_OBJECTIVE_.
Read the records below and copy each line that contains "Recurrence".

_INPUT DATA_.
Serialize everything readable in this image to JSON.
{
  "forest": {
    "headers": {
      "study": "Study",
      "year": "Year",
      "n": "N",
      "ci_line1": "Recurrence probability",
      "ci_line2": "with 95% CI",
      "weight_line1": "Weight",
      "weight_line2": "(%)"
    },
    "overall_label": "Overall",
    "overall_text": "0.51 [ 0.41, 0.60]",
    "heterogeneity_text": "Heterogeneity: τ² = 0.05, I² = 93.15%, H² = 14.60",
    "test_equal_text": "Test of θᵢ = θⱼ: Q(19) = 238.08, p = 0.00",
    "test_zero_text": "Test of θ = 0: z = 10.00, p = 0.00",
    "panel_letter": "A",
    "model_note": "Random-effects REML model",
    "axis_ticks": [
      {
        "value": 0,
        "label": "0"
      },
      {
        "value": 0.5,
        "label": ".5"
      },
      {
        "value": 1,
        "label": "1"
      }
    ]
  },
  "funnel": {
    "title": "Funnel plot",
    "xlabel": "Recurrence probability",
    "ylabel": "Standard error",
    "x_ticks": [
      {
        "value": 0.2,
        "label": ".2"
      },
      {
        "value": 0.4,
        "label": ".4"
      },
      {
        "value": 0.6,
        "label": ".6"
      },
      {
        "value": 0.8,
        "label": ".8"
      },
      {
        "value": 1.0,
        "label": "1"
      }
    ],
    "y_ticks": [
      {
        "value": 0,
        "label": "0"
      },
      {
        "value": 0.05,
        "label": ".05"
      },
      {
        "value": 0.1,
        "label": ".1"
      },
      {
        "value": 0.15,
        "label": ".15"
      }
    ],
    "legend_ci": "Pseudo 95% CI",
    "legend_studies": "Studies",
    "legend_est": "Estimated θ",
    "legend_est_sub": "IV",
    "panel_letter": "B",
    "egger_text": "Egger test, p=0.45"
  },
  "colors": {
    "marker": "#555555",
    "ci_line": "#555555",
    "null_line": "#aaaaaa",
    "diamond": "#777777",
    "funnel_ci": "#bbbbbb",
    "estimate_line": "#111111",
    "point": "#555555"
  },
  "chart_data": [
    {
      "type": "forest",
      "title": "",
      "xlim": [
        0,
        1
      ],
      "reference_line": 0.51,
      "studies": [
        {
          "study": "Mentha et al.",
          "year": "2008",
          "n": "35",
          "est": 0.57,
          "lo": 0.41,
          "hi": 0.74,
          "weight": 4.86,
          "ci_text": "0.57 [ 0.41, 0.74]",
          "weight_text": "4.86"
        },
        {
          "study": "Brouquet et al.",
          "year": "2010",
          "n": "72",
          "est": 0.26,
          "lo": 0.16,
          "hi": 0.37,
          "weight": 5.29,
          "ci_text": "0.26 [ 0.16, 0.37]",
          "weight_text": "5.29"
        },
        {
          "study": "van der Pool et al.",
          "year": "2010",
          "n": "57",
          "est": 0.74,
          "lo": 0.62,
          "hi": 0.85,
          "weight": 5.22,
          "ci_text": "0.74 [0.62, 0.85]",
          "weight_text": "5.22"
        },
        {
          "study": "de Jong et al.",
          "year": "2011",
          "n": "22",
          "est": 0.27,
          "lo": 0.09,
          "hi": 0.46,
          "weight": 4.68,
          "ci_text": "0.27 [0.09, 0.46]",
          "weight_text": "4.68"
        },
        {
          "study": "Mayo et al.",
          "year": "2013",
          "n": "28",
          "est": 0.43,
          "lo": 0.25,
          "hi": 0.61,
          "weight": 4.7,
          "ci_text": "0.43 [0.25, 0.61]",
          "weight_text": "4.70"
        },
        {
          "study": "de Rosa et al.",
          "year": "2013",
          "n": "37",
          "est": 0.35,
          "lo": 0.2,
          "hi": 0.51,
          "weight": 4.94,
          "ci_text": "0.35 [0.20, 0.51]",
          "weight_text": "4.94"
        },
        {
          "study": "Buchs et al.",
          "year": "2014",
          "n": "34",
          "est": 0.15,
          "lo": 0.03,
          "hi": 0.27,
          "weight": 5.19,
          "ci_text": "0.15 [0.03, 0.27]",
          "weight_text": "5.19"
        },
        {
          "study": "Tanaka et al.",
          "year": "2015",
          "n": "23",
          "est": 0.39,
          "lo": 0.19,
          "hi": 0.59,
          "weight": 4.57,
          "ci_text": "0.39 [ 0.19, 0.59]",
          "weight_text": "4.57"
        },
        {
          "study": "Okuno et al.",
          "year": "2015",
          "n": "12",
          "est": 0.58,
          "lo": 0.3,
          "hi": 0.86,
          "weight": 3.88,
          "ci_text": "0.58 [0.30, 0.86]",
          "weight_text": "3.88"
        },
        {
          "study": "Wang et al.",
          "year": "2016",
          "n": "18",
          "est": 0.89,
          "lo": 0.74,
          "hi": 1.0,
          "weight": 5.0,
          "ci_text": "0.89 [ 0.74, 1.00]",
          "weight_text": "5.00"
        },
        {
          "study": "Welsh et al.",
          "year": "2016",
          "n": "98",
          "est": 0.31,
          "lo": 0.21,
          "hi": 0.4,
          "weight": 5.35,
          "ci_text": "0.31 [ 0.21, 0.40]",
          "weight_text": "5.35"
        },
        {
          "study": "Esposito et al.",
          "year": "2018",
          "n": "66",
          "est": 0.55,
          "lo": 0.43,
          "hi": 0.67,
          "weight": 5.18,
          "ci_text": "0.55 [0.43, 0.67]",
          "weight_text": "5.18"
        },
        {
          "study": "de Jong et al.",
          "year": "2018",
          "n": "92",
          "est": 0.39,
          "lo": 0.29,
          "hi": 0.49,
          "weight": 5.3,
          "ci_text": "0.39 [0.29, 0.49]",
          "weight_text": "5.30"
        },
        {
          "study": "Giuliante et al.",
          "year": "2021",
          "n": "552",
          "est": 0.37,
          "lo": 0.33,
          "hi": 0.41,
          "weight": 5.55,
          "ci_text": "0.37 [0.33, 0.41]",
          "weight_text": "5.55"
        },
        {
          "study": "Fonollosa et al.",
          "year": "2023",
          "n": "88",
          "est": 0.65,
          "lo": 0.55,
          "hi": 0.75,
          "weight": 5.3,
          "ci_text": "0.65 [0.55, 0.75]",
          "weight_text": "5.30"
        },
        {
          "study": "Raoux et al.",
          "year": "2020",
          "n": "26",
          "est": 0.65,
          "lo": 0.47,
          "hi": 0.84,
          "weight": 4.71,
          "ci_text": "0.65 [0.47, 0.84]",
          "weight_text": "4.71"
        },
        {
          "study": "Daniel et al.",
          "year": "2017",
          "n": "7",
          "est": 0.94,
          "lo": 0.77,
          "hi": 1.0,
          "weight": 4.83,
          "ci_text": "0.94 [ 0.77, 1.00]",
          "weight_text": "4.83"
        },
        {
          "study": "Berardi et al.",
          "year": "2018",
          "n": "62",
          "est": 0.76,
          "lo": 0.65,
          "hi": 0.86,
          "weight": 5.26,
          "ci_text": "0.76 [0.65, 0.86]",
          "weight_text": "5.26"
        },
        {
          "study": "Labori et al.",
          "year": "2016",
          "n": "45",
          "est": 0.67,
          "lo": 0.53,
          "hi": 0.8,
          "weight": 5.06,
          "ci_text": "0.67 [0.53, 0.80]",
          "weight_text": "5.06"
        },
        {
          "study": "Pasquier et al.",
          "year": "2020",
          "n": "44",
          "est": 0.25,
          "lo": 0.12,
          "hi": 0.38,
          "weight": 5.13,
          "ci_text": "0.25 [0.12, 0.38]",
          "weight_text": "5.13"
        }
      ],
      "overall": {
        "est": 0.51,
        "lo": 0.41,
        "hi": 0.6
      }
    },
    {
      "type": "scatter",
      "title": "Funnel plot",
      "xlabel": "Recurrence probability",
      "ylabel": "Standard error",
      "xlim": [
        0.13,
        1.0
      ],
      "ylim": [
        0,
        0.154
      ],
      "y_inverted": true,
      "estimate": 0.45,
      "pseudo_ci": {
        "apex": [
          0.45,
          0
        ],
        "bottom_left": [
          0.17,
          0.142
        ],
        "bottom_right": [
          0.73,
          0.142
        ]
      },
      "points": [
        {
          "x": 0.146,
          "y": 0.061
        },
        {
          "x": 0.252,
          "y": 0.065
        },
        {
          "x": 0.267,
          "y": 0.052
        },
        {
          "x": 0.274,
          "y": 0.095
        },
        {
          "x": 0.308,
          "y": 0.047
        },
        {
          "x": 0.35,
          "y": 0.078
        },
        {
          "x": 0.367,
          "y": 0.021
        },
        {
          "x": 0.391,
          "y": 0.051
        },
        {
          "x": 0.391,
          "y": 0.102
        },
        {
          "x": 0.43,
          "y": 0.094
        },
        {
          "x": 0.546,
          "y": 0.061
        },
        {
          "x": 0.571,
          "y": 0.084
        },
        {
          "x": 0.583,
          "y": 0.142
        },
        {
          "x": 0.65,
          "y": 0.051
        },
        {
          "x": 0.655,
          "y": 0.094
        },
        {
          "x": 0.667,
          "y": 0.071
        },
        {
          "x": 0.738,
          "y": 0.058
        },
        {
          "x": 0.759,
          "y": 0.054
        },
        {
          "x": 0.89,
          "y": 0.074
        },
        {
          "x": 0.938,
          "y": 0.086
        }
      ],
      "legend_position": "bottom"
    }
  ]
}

_FULL ANSWER_.
      "ci_line1": "Recurrence probability",
    "xlabel": "Recurrence probability",
      "xlabel": "Recurrence probability",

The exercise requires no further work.